__RECORDS SUPPLIED__.
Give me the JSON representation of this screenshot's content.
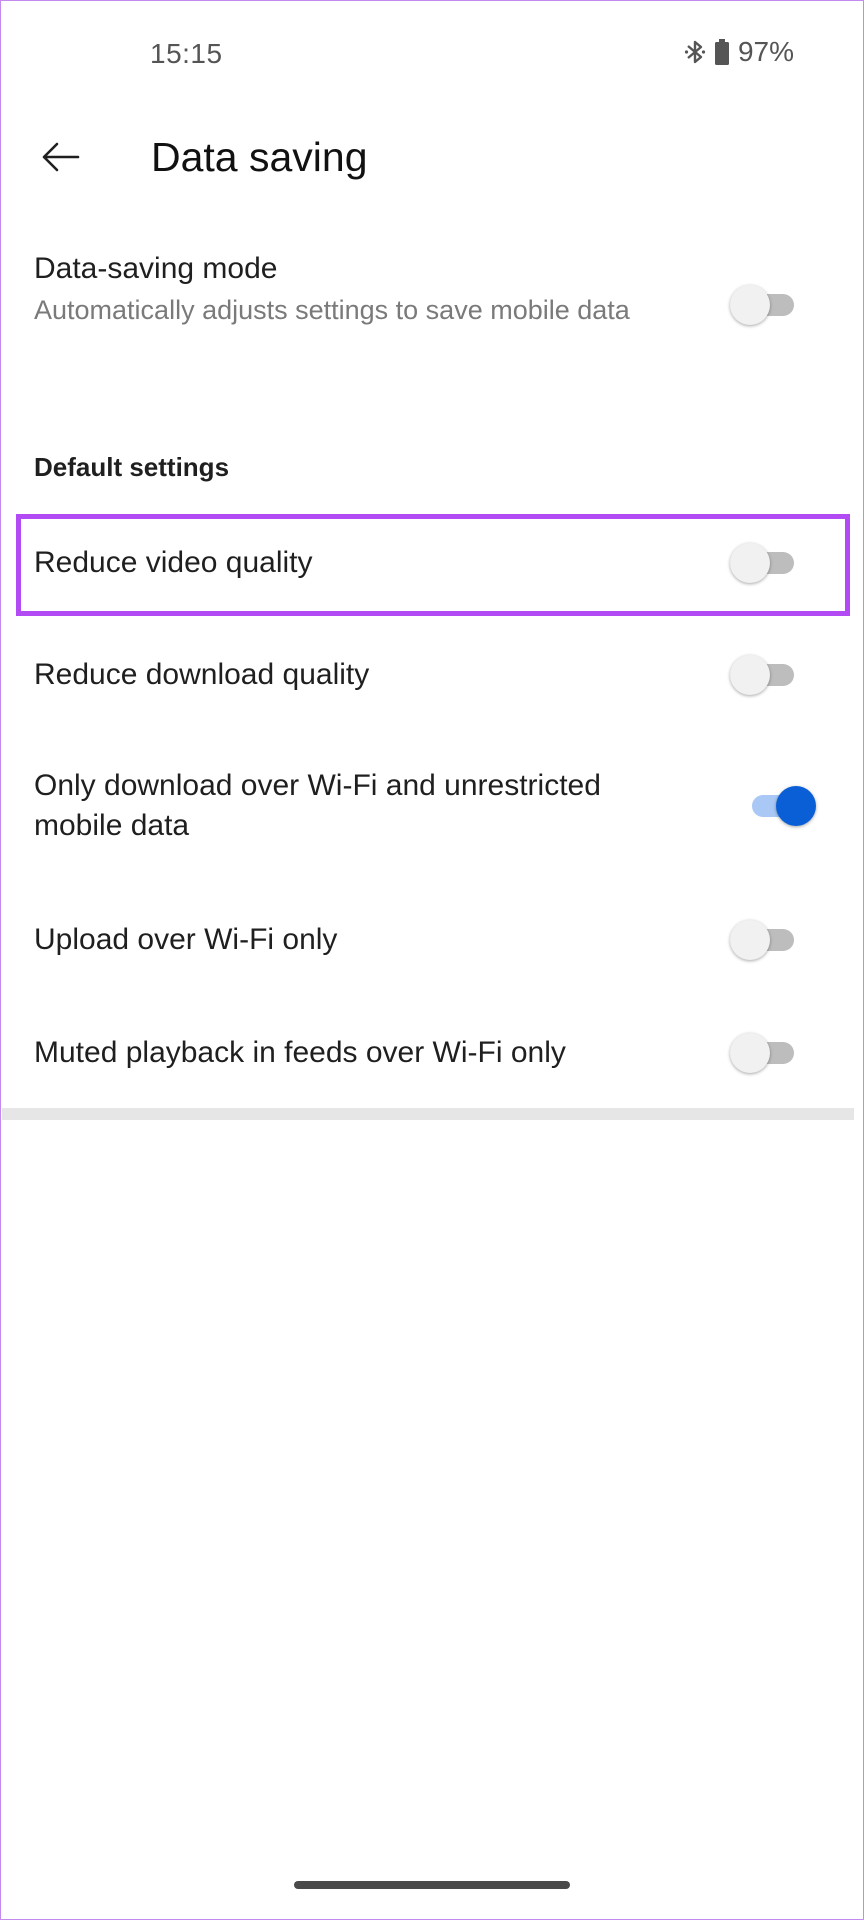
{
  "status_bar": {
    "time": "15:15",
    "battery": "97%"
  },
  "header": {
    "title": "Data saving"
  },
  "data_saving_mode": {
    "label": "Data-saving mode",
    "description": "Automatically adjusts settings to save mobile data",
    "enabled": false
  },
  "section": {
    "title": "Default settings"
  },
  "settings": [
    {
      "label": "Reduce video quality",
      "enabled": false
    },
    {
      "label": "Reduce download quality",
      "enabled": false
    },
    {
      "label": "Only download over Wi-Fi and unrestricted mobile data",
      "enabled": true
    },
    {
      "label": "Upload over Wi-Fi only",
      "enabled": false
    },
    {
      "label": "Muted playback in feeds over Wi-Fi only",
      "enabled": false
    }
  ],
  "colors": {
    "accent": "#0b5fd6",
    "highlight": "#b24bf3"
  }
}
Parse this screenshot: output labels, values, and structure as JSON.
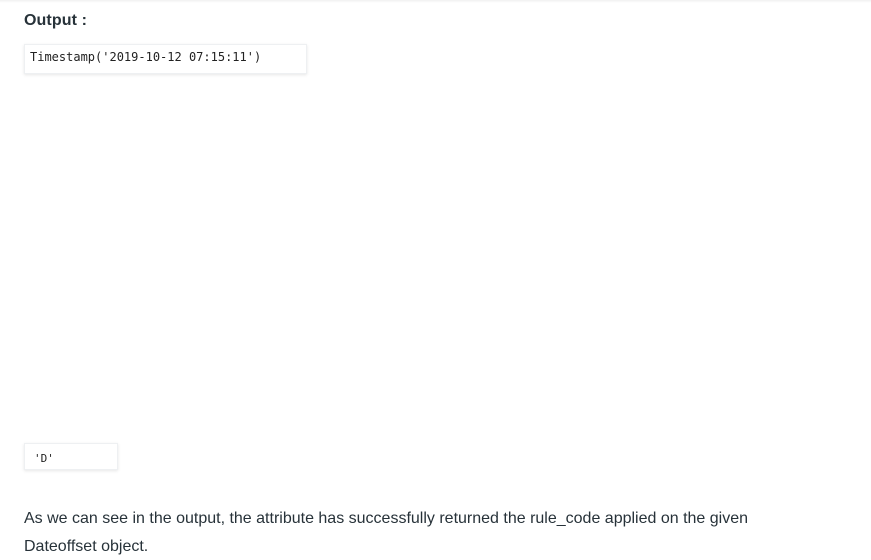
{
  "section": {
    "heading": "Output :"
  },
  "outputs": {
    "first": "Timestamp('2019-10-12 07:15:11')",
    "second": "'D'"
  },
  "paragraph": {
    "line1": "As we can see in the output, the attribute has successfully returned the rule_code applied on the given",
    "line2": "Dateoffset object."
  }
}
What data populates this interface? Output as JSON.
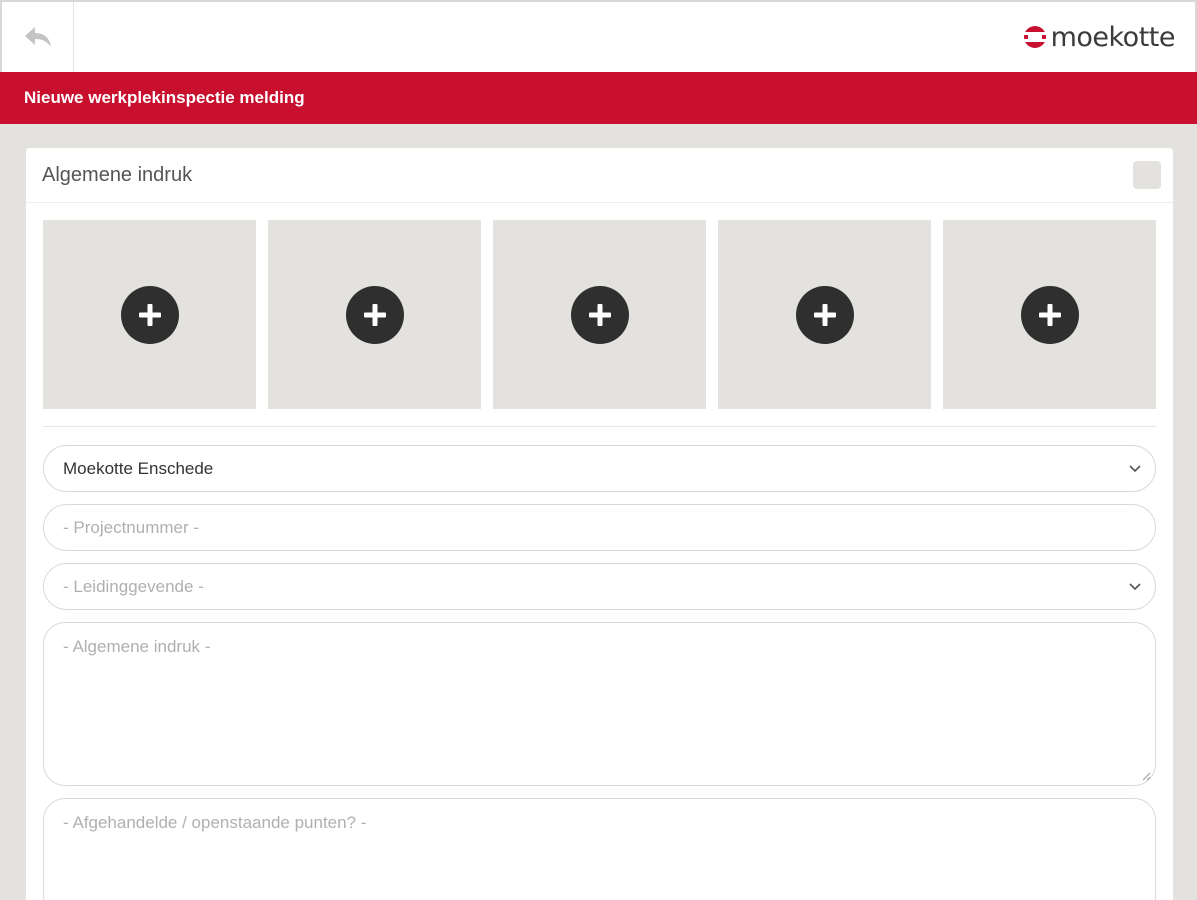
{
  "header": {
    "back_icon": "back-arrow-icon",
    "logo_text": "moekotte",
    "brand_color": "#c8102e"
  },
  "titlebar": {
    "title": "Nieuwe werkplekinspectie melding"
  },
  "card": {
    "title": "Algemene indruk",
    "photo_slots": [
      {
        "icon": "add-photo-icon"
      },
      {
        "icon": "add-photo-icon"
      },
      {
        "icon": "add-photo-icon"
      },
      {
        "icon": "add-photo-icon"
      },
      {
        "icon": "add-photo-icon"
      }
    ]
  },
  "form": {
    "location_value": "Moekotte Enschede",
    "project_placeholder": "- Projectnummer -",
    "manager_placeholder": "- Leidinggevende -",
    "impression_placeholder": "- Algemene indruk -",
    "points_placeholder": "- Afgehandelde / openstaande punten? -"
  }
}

__REQUIRED TASK__. Extract the full listing exactly, with the pictures left out.

__RESULT__.
Give me the JSON representation of this screenshot's content.
{
  "status_bar": {
    "time": "15:15",
    "battery": "97%"
  },
  "header": {
    "title": "Data saving"
  },
  "data_saving_mode": {
    "label": "Data-saving mode",
    "description": "Automatically adjusts settings to save mobile data",
    "enabled": false
  },
  "section": {
    "title": "Default settings"
  },
  "settings": [
    {
      "label": "Reduce video quality",
      "enabled": false
    },
    {
      "label": "Reduce download quality",
      "enabled": false
    },
    {
      "label": "Only download over Wi-Fi and unrestricted mobile data",
      "enabled": true
    },
    {
      "label": "Upload over Wi-Fi only",
      "enabled": false
    },
    {
      "label": "Muted playback in feeds over Wi-Fi only",
      "enabled": false
    }
  ],
  "colors": {
    "accent": "#0b5fd6",
    "highlight": "#b24bf3"
  }
}
Parse this screenshot: output labels, values, and structure as JSON.
{
  "section": {
    "heading": "Output :"
  },
  "outputs": {
    "first": "Timestamp('2019-10-12 07:15:11')",
    "second": "'D'"
  },
  "paragraph": {
    "line1": "As we can see in the output, the attribute has successfully returned the rule_code applied on the given",
    "line2": "Dateoffset object."
  }
}
What data populates this interface? Output as JSON.
{
  "header": {
    "back_icon": "back-arrow-icon",
    "logo_text": "moekotte",
    "brand_color": "#c8102e"
  },
  "titlebar": {
    "title": "Nieuwe werkplekinspectie melding"
  },
  "card": {
    "title": "Algemene indruk",
    "photo_slots": [
      {
        "icon": "add-photo-icon"
      },
      {
        "icon": "add-photo-icon"
      },
      {
        "icon": "add-photo-icon"
      },
      {
        "icon": "add-photo-icon"
      },
      {
        "icon": "add-photo-icon"
      }
    ]
  },
  "form": {
    "location_value": "Moekotte Enschede",
    "project_placeholder": "- Projectnummer -",
    "manager_placeholder": "- Leidinggevende -",
    "impression_placeholder": "- Algemene indruk -",
    "points_placeholder": "- Afgehandelde / openstaande punten? -"
  }
}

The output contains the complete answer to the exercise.